(Dataset records)
>>>>>
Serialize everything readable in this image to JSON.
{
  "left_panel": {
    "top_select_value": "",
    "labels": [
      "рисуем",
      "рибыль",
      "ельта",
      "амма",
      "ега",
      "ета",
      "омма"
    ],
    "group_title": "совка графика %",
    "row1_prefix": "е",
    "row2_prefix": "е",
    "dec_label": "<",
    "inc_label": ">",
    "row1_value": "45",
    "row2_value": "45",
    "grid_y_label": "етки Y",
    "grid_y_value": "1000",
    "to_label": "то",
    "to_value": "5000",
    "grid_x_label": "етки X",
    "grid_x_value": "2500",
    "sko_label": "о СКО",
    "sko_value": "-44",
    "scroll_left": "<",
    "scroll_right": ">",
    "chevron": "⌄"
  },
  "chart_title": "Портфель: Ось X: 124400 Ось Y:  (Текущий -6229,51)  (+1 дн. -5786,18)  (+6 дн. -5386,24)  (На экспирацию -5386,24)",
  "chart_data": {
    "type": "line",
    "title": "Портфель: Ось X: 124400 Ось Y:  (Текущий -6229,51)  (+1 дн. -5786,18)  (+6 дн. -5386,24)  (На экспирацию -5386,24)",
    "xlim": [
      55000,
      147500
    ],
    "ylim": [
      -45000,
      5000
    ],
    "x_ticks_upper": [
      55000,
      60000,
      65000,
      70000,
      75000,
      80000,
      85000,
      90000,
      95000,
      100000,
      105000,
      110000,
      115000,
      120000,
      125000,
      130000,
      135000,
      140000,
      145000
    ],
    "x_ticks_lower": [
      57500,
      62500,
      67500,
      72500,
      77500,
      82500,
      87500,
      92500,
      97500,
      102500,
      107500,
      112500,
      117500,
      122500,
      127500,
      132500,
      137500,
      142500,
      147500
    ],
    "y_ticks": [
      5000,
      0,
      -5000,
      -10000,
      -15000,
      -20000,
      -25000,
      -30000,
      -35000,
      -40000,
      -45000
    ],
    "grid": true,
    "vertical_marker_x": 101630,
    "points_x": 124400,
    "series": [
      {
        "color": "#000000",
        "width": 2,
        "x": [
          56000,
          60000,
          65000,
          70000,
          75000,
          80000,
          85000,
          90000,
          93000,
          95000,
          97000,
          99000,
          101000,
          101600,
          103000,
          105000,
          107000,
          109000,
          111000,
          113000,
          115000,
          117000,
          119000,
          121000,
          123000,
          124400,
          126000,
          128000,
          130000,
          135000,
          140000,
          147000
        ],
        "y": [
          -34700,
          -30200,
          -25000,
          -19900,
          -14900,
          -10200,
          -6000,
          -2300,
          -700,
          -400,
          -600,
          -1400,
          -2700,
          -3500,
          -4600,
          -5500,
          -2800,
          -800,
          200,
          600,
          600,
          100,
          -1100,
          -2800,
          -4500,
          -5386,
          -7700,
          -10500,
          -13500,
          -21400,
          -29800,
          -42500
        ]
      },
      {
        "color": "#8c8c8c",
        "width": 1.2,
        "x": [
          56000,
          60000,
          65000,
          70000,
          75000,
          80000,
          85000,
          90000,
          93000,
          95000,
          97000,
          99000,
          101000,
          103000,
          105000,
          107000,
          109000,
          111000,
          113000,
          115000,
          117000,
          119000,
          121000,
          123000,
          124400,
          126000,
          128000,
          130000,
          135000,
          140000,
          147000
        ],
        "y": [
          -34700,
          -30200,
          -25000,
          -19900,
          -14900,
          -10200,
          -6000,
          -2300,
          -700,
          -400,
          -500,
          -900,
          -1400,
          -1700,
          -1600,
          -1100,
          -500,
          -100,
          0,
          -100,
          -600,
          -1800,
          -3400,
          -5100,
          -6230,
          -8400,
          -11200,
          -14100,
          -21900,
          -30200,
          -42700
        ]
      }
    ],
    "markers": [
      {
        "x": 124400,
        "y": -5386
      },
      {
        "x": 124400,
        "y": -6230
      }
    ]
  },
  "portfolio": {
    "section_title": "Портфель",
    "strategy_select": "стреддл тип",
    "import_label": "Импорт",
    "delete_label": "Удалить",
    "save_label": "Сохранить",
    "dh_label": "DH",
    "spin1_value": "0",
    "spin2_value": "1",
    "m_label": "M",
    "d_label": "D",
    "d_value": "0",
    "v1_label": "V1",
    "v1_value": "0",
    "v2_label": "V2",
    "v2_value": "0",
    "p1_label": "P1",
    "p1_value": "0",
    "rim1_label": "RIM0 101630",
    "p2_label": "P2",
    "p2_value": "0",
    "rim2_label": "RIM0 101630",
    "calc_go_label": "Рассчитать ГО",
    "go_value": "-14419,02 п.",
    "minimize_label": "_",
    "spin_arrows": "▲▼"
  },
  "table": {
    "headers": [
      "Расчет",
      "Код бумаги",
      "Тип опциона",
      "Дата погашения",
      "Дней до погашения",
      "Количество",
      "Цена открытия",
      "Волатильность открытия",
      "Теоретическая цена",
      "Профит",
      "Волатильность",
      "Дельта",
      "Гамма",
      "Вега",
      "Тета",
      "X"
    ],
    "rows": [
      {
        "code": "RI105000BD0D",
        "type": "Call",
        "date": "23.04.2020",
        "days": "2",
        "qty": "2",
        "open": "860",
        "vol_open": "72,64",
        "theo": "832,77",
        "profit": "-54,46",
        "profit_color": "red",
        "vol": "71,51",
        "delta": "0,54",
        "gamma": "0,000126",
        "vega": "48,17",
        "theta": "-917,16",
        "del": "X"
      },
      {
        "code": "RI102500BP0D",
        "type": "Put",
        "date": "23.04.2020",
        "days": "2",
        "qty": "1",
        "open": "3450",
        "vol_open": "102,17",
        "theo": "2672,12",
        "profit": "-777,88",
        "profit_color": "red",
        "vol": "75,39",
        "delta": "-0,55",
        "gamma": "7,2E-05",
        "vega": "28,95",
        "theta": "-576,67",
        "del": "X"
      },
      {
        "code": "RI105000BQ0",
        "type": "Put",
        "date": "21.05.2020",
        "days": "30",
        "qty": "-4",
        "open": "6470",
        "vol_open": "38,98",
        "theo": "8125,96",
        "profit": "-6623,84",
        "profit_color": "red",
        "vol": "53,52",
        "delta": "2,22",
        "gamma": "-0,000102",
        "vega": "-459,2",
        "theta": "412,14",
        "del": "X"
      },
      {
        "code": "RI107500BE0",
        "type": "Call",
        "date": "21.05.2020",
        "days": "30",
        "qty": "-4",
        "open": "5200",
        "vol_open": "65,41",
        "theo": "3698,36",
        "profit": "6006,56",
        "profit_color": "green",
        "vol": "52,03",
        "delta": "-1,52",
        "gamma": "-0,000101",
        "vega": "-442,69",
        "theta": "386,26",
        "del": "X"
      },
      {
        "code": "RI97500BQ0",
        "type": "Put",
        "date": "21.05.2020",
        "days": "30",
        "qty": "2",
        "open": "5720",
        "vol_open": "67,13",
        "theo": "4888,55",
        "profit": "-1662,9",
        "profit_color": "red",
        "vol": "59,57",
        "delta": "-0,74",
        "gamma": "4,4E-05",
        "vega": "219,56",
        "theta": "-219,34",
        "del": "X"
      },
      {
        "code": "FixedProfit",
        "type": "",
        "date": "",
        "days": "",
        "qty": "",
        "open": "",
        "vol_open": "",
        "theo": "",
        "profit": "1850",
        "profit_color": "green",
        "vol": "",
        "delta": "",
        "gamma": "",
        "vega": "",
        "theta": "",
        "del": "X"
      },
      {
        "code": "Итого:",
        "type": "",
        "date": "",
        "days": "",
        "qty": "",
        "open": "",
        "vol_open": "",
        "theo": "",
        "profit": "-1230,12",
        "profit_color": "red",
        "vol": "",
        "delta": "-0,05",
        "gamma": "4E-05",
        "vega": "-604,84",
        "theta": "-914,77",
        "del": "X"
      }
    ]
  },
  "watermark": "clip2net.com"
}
<<<<<
| EXERCISE OBJECTIVE |
Gather every line from the listing above in which the word "етки" appears.

| WORKED SOLUTION |
    "grid_y_label": "етки Y",
    "grid_x_label": "етки X",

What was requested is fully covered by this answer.